= PROBLEM =
Retype the material that follows, keeping every word as it is.

-------

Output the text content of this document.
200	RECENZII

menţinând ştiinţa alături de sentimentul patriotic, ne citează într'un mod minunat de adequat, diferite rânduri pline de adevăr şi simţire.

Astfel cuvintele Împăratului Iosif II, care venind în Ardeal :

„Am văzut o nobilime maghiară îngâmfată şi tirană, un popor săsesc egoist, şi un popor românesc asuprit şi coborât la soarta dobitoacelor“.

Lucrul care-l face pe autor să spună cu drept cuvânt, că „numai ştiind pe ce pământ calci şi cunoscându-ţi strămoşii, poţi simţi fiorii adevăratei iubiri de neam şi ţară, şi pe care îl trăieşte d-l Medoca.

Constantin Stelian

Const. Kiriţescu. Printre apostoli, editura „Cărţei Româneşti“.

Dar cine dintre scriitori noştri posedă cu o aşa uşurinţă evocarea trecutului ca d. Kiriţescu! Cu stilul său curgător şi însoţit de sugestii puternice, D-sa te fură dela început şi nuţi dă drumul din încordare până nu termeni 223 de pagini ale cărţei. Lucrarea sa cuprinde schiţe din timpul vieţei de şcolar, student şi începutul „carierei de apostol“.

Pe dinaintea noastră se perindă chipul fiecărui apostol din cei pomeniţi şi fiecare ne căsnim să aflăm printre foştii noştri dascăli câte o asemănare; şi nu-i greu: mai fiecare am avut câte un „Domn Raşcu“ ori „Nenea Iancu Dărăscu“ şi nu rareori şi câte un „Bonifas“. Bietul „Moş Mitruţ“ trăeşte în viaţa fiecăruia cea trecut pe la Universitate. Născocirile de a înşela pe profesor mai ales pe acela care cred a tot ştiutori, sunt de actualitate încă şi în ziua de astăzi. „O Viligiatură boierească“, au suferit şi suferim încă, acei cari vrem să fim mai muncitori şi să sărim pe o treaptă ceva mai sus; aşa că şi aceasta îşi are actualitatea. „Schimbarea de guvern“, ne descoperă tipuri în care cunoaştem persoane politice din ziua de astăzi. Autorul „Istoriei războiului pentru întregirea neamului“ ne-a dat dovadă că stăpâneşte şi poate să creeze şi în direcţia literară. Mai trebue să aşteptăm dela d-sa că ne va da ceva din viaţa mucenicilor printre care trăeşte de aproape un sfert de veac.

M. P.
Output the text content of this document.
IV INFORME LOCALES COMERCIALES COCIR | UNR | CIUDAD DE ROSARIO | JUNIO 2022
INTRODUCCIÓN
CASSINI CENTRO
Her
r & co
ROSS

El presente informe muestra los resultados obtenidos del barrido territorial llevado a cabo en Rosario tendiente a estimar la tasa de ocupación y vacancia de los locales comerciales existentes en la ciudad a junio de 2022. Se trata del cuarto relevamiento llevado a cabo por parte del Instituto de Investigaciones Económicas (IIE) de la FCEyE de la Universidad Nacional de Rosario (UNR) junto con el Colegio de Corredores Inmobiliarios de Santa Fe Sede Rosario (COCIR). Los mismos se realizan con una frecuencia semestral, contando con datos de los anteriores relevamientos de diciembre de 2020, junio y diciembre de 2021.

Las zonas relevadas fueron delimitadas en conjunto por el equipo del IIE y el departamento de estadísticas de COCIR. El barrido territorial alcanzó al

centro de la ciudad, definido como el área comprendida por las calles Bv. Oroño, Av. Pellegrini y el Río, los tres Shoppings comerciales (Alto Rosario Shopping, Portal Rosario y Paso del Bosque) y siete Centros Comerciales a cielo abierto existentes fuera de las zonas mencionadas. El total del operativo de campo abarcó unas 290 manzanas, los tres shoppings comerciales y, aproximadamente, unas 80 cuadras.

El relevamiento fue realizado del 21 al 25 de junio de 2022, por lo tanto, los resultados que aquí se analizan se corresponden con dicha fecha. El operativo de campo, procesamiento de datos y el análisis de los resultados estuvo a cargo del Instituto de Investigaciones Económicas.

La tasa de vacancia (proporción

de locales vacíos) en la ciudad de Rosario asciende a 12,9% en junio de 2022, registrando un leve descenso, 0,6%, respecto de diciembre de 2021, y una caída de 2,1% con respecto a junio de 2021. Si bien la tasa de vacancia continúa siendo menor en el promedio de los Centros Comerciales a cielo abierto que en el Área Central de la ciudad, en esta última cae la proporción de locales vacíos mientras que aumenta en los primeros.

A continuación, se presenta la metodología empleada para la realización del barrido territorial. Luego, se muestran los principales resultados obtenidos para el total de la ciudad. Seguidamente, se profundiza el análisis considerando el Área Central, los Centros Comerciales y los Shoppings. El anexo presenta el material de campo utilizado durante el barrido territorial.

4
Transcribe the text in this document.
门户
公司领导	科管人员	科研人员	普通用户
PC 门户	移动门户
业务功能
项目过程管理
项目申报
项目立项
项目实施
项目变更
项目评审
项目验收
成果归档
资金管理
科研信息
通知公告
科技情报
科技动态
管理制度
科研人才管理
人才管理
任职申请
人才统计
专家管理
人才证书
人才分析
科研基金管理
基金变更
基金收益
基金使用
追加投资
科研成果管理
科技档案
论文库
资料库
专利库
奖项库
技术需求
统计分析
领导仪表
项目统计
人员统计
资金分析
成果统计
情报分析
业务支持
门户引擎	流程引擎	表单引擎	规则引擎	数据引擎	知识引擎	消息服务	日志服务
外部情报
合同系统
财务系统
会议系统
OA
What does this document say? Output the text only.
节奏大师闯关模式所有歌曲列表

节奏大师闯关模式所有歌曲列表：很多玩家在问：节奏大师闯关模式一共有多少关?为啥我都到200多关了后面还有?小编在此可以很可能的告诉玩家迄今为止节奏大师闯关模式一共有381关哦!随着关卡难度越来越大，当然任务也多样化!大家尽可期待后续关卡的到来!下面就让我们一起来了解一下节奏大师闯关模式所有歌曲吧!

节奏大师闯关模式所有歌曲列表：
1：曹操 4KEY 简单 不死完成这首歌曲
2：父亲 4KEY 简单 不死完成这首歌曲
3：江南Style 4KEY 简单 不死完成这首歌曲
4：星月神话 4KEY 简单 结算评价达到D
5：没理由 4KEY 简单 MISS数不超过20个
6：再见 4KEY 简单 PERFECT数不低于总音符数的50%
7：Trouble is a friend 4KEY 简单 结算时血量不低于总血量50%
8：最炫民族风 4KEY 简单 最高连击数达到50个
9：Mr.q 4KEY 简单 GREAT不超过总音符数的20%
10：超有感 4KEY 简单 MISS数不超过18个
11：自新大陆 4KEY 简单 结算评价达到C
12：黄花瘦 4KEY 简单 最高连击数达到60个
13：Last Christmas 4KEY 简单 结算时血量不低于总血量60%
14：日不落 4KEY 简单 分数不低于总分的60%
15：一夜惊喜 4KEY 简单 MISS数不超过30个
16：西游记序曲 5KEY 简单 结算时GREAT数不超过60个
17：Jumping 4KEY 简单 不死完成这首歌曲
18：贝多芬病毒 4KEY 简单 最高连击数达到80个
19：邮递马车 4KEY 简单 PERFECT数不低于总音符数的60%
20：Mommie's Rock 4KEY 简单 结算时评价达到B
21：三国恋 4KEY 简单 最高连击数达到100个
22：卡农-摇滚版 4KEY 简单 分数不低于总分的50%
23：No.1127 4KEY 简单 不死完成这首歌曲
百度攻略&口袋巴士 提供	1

-------

= ANSWER TO THIS PROBLEM =
Output the text content of this document.
200	RECENZII

menţinând ştiinţa alături de sentimentul patriotic, ne citează într'un mod minunat de adequat, diferite rânduri pline de adevăr şi simţire.

Astfel cuvintele Împăratului Iosif II, care venind în Ardeal :

„Am văzut o nobilime maghiară îngâmfată şi tirană, un popor săsesc egoist, şi un popor românesc asuprit şi coborât la soarta dobitoacelor“.

Lucrul care-l face pe autor să spună cu drept cuvânt, că „numai ştiind pe ce pământ calci şi cunoscându-ţi strămoşii, poţi simţi fiorii adevăratei iubiri de neam şi ţară, şi pe care îl trăieşte d-l Medoca.

Constantin Stelian

Const. Kiriţescu. Printre apostoli, editura „Cărţei Româneşti“.

Dar cine dintre scriitori noştri posedă cu o aşa uşurinţă evocarea trecutului ca d. Kiriţescu! Cu stilul său curgător şi însoţit de sugestii puternice, D-sa te fură dela început şi nuţi dă drumul din încordare până nu termeni 223 de pagini ale cărţei. Lucrarea sa cuprinde schiţe din timpul vieţei de şcolar, student şi începutul „carierei de apostol“.

Pe dinaintea noastră se perindă chipul fiecărui apostol din cei pomeniţi şi fiecare ne căsnim să aflăm printre foştii noştri dascăli câte o asemănare; şi nu-i greu: mai fiecare am avut câte un „Domn Raşcu“ ori „Nenea Iancu Dărăscu“ şi nu rareori şi câte un „Bonifas“. Bietul „Moş Mitruţ“ trăeşte în viaţa fiecăruia cea trecut pe la Universitate. Născocirile de a înşela pe profesor mai ales pe acela care cred a tot ştiutori, sunt de actualitate încă şi în ziua de astăzi. „O Viligiatură boierească“, au suferit şi suferim încă, acei cari vrem să fim mai muncitori şi să sărim pe o treaptă ceva mai sus; aşa că şi aceasta îşi are actualitatea. „Schimbarea de guvern“, ne descoperă tipuri în care cunoaştem persoane politice din ziua de astăzi. Autorul „Istoriei războiului pentru întregirea neamului“ ne-a dat dovadă că stăpâneşte şi poate să creeze şi în direcţia literară. Mai trebue să aşteptăm dela d-sa că ne va da ceva din viaţa mucenicilor printre care trăeşte de aproape un sfert de veac.

M. P.
Output the text content of this document.
IV INFORME LOCALES COMERCIALES COCIR | UNR | CIUDAD DE ROSARIO | JUNIO 2022
INTRODUCCIÓN
CASSINI CENTRO
Her
r & co
ROSS

El presente informe muestra los resultados obtenidos del barrido territorial llevado a cabo en Rosario tendiente a estimar la tasa de ocupación y vacancia de los locales comerciales existentes en la ciudad a junio de 2022. Se trata del cuarto relevamiento llevado a cabo por parte del Instituto de Investigaciones Económicas (IIE) de la FCEyE de la Universidad Nacional de Rosario (UNR) junto con el Colegio de Corredores Inmobiliarios de Santa Fe Sede Rosario (COCIR). Los mismos se realizan con una frecuencia semestral, contando con datos de los anteriores relevamientos de diciembre de 2020, junio y diciembre de 2021.

Las zonas relevadas fueron delimitadas en conjunto por el equipo del IIE y el departamento de estadísticas de COCIR. El barrido territorial alcanzó al

centro de la ciudad, definido como el área comprendida por las calles Bv. Oroño, Av. Pellegrini y el Río, los tres Shoppings comerciales (Alto Rosario Shopping, Portal Rosario y Paso del Bosque) y siete Centros Comerciales a cielo abierto existentes fuera de las zonas mencionadas. El total del operativo de campo abarcó unas 290 manzanas, los tres shoppings comerciales y, aproximadamente, unas 80 cuadras.

El relevamiento fue realizado del 21 al 25 de junio de 2022, por lo tanto, los resultados que aquí se analizan se corresponden con dicha fecha. El operativo de campo, procesamiento de datos y el análisis de los resultados estuvo a cargo del Instituto de Investigaciones Económicas.

La tasa de vacancia (proporción

de locales vacíos) en la ciudad de Rosario asciende a 12,9% en junio de 2022, registrando un leve descenso, 0,6%, respecto de diciembre de 2021, y una caída de 2,1% con respecto a junio de 2021. Si bien la tasa de vacancia continúa siendo menor en el promedio de los Centros Comerciales a cielo abierto que en el Área Central de la ciudad, en esta última cae la proporción de locales vacíos mientras que aumenta en los primeros.

A continuación, se presenta la metodología empleada para la realización del barrido territorial. Luego, se muestran los principales resultados obtenidos para el total de la ciudad. Seguidamente, se profundiza el análisis considerando el Área Central, los Centros Comerciales y los Shoppings. El anexo presenta el material de campo utilizado durante el barrido territorial.

4
Transcribe the text in this document.
门户
公司领导	科管人员	科研人员	普通用户
PC 门户	移动门户
业务功能
项目过程管理
项目申报
项目立项
项目实施
项目变更
项目评审
项目验收
成果归档
资金管理
科研信息
通知公告
科技情报
科技动态
管理制度
科研人才管理
人才管理
任职申请
人才统计
专家管理
人才证书
人才分析
科研基金管理
基金变更
基金收益
基金使用
追加投资
科研成果管理
科技档案
论文库
资料库
专利库
奖项库
技术需求
统计分析
领导仪表
项目统计
人员统计
资金分析
成果统计
情报分析
业务支持
门户引擎	流程引擎	表单引擎	规则引擎	数据引擎	知识引擎	消息服务	日志服务
外部情报
合同系统
财务系统
会议系统
OA
What does this document say? Output the text only.
节奏大师闯关模式所有歌曲列表

节奏大师闯关模式所有歌曲列表：很多玩家在问：节奏大师闯关模式一共有多少关?为啥我都到200多关了后面还有?小编在此可以很可能的告诉玩家迄今为止节奏大师闯关模式一共有381关哦!随着关卡难度越来越大，当然任务也多样化!大家尽可期待后续关卡的到来!下面就让我们一起来了解一下节奏大师闯关模式所有歌曲吧!

节奏大师闯关模式所有歌曲列表：
1：曹操 4KEY 简单 不死完成这首歌曲
2：父亲 4KEY 简单 不死完成这首歌曲
3：江南Style 4KEY 简单 不死完成这首歌曲
4：星月神话 4KEY 简单 结算评价达到D
5：没理由 4KEY 简单 MISS数不超过20个
6：再见 4KEY 简单 PERFECT数不低于总音符数的50%
7：Trouble is a friend 4KEY 简单 结算时血量不低于总血量50%
8：最炫民族风 4KEY 简单 最高连击数达到50个
9：Mr.q 4KEY 简单 GREAT不超过总音符数的20%
10：超有感 4KEY 简单 MISS数不超过18个
11：自新大陆 4KEY 简单 结算评价达到C
12：黄花瘦 4KEY 简单 最高连击数达到60个
13：Last Christmas 4KEY 简单 结算时血量不低于总血量60%
14：日不落 4KEY 简单 分数不低于总分的60%
15：一夜惊喜 4KEY 简单 MISS数不超过30个
16：西游记序曲 5KEY 简单 结算时GREAT数不超过60个
17：Jumping 4KEY 简单 不死完成这首歌曲
18：贝多芬病毒 4KEY 简单 最高连击数达到80个
19：邮递马车 4KEY 简单 PERFECT数不低于总音符数的60%
20：Mommie's Rock 4KEY 简单 结算时评价达到B
21：三国恋 4KEY 简单 最高连击数达到100个
22：卡农-摇滚版 4KEY 简单 分数不低于总分的50%
23：No.1127 4KEY 简单 不死完成这首歌曲
百度攻略&口袋巴士 提供	1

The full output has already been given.